▶ _Data records_:
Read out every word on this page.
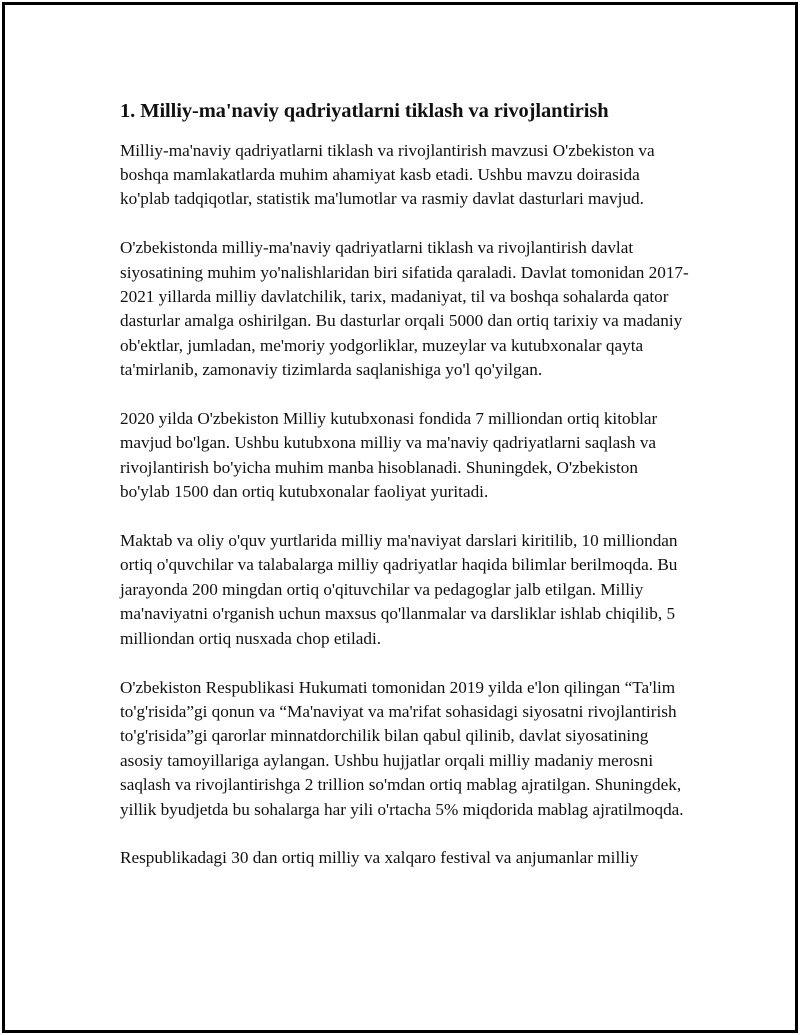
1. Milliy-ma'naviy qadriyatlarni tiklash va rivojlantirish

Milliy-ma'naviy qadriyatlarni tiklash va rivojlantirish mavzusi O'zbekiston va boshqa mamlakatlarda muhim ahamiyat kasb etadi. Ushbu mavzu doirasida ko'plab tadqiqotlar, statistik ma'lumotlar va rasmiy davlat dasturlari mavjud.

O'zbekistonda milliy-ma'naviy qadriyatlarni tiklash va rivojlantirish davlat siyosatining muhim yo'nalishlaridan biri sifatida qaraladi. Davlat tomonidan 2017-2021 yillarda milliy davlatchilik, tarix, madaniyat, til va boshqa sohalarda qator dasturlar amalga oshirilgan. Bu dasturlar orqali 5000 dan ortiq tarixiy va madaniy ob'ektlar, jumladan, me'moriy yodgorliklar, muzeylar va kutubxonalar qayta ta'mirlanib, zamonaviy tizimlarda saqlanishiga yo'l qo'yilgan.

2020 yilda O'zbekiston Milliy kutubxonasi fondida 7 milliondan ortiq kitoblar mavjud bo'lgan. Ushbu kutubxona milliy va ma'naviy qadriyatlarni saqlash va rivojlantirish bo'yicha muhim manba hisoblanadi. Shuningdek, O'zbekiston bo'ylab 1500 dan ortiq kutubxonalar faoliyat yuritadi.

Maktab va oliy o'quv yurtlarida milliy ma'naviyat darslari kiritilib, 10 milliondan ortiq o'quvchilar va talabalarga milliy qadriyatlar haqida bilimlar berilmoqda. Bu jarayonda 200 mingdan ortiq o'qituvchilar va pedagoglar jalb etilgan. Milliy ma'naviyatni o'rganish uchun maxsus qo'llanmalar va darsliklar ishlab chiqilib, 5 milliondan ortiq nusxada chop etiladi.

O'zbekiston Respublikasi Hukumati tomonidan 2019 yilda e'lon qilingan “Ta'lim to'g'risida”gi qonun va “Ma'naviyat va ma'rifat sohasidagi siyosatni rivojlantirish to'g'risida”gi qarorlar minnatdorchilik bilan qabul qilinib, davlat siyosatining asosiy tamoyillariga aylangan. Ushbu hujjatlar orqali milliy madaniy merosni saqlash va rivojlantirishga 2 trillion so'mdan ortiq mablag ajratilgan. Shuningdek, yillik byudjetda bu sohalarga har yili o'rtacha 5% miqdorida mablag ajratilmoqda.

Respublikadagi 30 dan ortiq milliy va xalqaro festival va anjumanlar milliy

▶ _To do_: Copy the whole listing above word for word but do not carry over the pictures.

▶ _Exercise response_:
Read out every word on this page.
1. Milliy-ma'naviy qadriyatlarni tiklash va rivojlantirish

Milliy-ma'naviy qadriyatlarni tiklash va rivojlantirish mavzusi O'zbekiston va boshqa mamlakatlarda muhim ahamiyat kasb etadi. Ushbu mavzu doirasida ko'plab tadqiqotlar, statistik ma'lumotlar va rasmiy davlat dasturlari mavjud.

O'zbekistonda milliy-ma'naviy qadriyatlarni tiklash va rivojlantirish davlat siyosatining muhim yo'nalishlaridan biri sifatida qaraladi. Davlat tomonidan 2017-2021 yillarda milliy davlatchilik, tarix, madaniyat, til va boshqa sohalarda qator dasturlar amalga oshirilgan. Bu dasturlar orqali 5000 dan ortiq tarixiy va madaniy ob'ektlar, jumladan, me'moriy yodgorliklar, muzeylar va kutubxonalar qayta ta'mirlanib, zamonaviy tizimlarda saqlanishiga yo'l qo'yilgan.

2020 yilda O'zbekiston Milliy kutubxonasi fondida 7 milliondan ortiq kitoblar mavjud bo'lgan. Ushbu kutubxona milliy va ma'naviy qadriyatlarni saqlash va rivojlantirish bo'yicha muhim manba hisoblanadi. Shuningdek, O'zbekiston bo'ylab 1500 dan ortiq kutubxonalar faoliyat yuritadi.

Maktab va oliy o'quv yurtlarida milliy ma'naviyat darslari kiritilib, 10 milliondan ortiq o'quvchilar va talabalarga milliy qadriyatlar haqida bilimlar berilmoqda. Bu jarayonda 200 mingdan ortiq o'qituvchilar va pedagoglar jalb etilgan. Milliy ma'naviyatni o'rganish uchun maxsus qo'llanmalar va darsliklar ishlab chiqilib, 5 milliondan ortiq nusxada chop etiladi.

O'zbekiston Respublikasi Hukumati tomonidan 2019 yilda e'lon qilingan “Ta'lim to'g'risida”gi qonun va “Ma'naviyat va ma'rifat sohasidagi siyosatni rivojlantirish to'g'risida”gi qarorlar minnatdorchilik bilan qabul qilinib, davlat siyosatining asosiy tamoyillariga aylangan. Ushbu hujjatlar orqali milliy madaniy merosni saqlash va rivojlantirishga 2 trillion so'mdan ortiq mablag ajratilgan. Shuningdek, yillik byudjetda bu sohalarga har yili o'rtacha 5% miqdorida mablag ajratilmoqda.

Respublikadagi 30 dan ortiq milliy va xalqaro festival va anjumanlar milliy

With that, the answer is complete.